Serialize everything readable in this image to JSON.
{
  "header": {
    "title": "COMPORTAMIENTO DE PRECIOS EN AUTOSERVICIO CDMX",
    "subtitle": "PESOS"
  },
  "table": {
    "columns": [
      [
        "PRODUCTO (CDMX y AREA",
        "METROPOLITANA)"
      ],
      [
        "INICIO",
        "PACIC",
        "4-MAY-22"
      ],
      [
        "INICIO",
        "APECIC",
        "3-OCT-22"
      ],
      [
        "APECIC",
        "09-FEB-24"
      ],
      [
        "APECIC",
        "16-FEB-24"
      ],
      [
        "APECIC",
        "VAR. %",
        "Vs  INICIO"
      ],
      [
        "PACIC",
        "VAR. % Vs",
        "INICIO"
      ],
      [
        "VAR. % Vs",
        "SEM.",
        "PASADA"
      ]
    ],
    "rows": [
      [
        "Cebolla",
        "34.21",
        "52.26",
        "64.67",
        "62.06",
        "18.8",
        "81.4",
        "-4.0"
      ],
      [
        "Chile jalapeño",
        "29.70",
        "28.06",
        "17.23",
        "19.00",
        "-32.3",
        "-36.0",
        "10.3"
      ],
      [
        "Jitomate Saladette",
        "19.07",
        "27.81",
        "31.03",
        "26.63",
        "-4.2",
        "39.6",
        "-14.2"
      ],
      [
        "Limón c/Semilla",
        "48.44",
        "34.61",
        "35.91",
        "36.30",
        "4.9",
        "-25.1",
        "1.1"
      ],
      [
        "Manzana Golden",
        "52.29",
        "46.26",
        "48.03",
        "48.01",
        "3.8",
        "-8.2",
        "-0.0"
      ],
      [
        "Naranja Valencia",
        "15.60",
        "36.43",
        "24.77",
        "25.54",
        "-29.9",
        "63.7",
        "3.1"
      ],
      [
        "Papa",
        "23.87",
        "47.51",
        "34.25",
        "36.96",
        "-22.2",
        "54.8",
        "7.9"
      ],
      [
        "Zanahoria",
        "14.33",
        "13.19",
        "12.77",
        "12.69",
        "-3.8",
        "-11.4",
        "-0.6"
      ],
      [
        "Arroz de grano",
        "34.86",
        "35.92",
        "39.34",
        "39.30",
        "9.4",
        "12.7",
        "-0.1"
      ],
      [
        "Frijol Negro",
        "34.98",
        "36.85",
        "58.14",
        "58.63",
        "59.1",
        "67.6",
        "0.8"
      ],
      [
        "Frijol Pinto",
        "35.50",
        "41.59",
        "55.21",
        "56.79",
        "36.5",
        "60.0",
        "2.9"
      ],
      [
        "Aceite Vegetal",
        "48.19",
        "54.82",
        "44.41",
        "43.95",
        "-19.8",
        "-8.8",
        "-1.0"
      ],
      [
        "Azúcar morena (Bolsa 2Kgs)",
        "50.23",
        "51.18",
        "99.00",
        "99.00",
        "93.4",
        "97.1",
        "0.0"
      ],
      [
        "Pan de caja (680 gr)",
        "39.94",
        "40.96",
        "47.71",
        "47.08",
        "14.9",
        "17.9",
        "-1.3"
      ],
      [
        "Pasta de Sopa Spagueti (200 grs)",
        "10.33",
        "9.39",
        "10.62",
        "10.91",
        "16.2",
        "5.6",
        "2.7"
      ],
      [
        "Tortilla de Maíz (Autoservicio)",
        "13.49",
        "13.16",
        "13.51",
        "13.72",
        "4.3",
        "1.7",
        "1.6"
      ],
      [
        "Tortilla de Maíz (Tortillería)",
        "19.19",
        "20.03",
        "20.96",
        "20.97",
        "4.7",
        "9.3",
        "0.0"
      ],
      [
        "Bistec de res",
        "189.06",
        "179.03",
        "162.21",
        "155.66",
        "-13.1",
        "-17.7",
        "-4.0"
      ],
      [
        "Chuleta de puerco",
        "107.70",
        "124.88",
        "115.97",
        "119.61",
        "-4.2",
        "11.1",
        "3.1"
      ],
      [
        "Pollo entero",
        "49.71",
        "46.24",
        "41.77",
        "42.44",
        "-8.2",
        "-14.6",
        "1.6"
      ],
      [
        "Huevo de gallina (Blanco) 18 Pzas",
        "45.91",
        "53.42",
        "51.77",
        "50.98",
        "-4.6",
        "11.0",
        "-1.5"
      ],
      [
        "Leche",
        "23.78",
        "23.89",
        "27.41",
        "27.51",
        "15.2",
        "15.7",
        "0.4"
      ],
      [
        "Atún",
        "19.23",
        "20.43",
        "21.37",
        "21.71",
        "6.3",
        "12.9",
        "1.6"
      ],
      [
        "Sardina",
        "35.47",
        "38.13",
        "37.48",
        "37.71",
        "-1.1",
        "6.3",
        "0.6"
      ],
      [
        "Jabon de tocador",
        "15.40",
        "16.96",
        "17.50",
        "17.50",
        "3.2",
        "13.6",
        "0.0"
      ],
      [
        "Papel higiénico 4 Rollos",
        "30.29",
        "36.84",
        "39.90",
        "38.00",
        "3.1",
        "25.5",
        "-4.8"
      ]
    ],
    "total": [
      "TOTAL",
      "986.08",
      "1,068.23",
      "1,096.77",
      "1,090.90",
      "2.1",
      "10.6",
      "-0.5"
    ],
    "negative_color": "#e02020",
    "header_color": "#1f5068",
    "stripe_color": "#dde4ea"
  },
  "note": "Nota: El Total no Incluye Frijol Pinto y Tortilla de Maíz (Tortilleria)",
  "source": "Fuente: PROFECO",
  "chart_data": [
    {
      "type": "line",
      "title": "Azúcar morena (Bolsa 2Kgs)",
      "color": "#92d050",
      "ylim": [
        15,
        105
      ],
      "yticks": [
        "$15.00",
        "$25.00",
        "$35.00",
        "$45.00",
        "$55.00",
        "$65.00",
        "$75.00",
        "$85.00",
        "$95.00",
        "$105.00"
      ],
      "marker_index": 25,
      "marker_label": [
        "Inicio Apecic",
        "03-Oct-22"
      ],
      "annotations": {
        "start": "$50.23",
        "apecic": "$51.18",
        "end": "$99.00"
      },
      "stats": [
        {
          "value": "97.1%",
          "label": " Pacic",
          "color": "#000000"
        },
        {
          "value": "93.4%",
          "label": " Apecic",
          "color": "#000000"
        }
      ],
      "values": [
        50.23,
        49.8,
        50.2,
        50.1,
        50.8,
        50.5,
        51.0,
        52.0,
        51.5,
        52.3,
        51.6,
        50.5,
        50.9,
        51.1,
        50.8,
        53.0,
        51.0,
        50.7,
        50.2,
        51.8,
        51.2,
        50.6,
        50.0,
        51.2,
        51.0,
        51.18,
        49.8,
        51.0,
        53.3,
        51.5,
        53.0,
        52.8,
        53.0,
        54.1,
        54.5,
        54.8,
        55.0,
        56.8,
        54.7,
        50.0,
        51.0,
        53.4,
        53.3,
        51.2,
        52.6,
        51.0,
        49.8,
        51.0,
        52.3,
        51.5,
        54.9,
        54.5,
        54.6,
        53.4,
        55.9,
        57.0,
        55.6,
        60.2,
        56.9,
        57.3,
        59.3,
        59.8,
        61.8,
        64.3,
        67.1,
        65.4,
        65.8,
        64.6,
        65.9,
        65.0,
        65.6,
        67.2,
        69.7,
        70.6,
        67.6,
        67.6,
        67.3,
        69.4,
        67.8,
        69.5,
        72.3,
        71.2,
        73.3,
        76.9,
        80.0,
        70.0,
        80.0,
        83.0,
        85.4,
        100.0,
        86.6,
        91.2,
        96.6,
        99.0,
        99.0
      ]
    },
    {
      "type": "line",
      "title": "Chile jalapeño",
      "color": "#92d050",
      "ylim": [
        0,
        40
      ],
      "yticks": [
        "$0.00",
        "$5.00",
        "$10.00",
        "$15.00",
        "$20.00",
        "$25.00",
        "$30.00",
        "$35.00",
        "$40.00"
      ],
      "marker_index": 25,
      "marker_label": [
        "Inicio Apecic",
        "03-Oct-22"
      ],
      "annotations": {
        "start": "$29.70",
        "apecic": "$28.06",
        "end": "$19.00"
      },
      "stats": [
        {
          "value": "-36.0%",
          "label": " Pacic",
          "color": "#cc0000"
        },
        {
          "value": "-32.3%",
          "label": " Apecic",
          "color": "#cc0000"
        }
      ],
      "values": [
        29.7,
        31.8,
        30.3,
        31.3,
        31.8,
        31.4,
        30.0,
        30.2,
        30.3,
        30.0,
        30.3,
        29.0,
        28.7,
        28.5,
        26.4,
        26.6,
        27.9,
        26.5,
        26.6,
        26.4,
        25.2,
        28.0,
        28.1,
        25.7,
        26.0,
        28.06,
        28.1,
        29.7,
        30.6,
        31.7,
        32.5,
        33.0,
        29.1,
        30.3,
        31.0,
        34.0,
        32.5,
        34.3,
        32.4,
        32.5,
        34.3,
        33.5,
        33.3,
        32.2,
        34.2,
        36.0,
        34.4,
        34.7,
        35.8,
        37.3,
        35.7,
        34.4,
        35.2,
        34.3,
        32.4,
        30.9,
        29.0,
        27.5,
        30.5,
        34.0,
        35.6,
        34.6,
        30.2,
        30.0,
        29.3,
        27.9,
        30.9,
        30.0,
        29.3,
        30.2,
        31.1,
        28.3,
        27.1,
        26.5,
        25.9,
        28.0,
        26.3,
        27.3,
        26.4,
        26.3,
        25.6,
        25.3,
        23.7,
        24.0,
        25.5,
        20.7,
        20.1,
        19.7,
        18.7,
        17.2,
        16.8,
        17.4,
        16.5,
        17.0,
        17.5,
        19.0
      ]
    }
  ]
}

___

▶ **AIM OF THE TASK**:
Gather all the lines that include the word "jalapeño" and copy them out.

▶ **OUTPUT FOR THIS TASK**:
        "Chile jalapeño",
      "title": "Chile jalapeño",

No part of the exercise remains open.